■ **Try it**:
Strip out the pictures and transcribe the records that follow exactly.
○ ○ ○ ○ ○ ○ ○
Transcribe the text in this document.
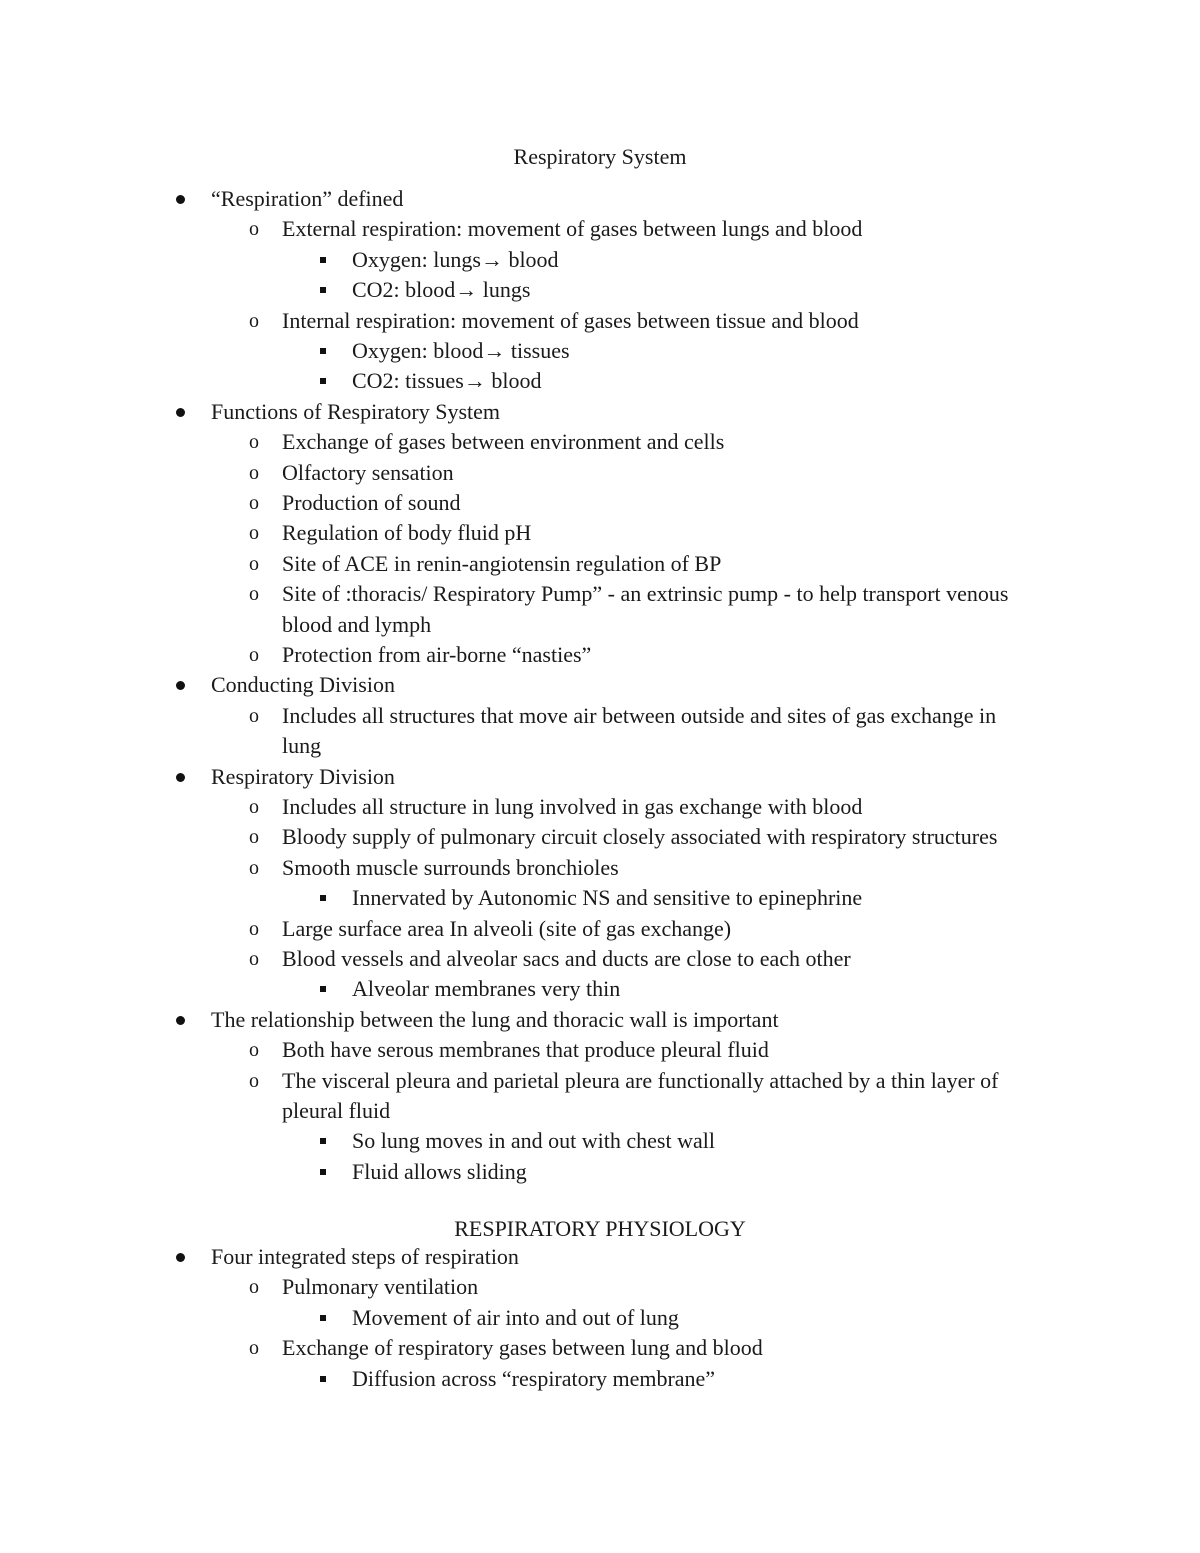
Respiratory System
“Respiration” defined
External respiration: movement of gases between lungs and blood
o
Oxygen: lungs→ blood
CO2: blood→ lungs
Internal respiration: movement of gases between tissue and blood
o
Oxygen: blood→ tissues
CO2: tissues→ blood
Functions of Respiratory System
Exchange of gases between environment and cells
o
Olfactory sensation
o
Production of sound
o
Regulation of body fluid pH
o
Site of ACE in renin-angiotensin regulation of BP
o
Site of :thoracis/ Respiratory Pump” - an extrinsic pump - to help transport venous
o
blood and lymph
Protection from air-borne “nasties”
o
Conducting Division
Includes all structures that move air between outside and sites of gas exchange in
o
lung
Respiratory Division
Includes all structure in lung involved in gas exchange with blood
o
Bloody supply of pulmonary circuit closely associated with respiratory structures
o
Smooth muscle surrounds bronchioles
o
Innervated by Autonomic NS and sensitive to epinephrine
Large surface area In alveoli (site of gas exchange)
o
Blood vessels and alveolar sacs and ducts are close to each other
o
Alveolar membranes very thin
The relationship between the lung and thoracic wall is important
Both have serous membranes that produce pleural fluid
o
The visceral pleura and parietal pleura are functionally attached by a thin layer of
o
pleural fluid
So lung moves in and out with chest wall
Fluid allows sliding
RESPIRATORY PHYSIOLOGY
Four integrated steps of respiration
Pulmonary ventilation
o
Movement of air into and out of lung
Exchange of respiratory gases between lung and blood
o
Diffusion across “respiratory membrane”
○ ○ ○ ○ ○ ○ ○
■ **Task response**:
Transcribe the text in this document.
Respiratory System
“Respiration” defined
External respiration: movement of gases between lungs and blood
o
Oxygen: lungs→ blood
CO2: blood→ lungs
Internal respiration: movement of gases between tissue and blood
o
Oxygen: blood→ tissues
CO2: tissues→ blood
Functions of Respiratory System
Exchange of gases between environment and cells
o
Olfactory sensation
o
Production of sound
o
Regulation of body fluid pH
o
Site of ACE in renin-angiotensin regulation of BP
o
Site of :thoracis/ Respiratory Pump” - an extrinsic pump - to help transport venous
o
blood and lymph
Protection from air-borne “nasties”
o
Conducting Division
Includes all structures that move air between outside and sites of gas exchange in
o
lung
Respiratory Division
Includes all structure in lung involved in gas exchange with blood
o
Bloody supply of pulmonary circuit closely associated with respiratory structures
o
Smooth muscle surrounds bronchioles
o
Innervated by Autonomic NS and sensitive to epinephrine
Large surface area In alveoli (site of gas exchange)
o
Blood vessels and alveolar sacs and ducts are close to each other
o
Alveolar membranes very thin
The relationship between the lung and thoracic wall is important
Both have serous membranes that produce pleural fluid
o
The visceral pleura and parietal pleura are functionally attached by a thin layer of
o
pleural fluid
So lung moves in and out with chest wall
Fluid allows sliding
RESPIRATORY PHYSIOLOGY
Four integrated steps of respiration
Pulmonary ventilation
o
Movement of air into and out of lung
Exchange of respiratory gases between lung and blood
o
Diffusion across “respiratory membrane”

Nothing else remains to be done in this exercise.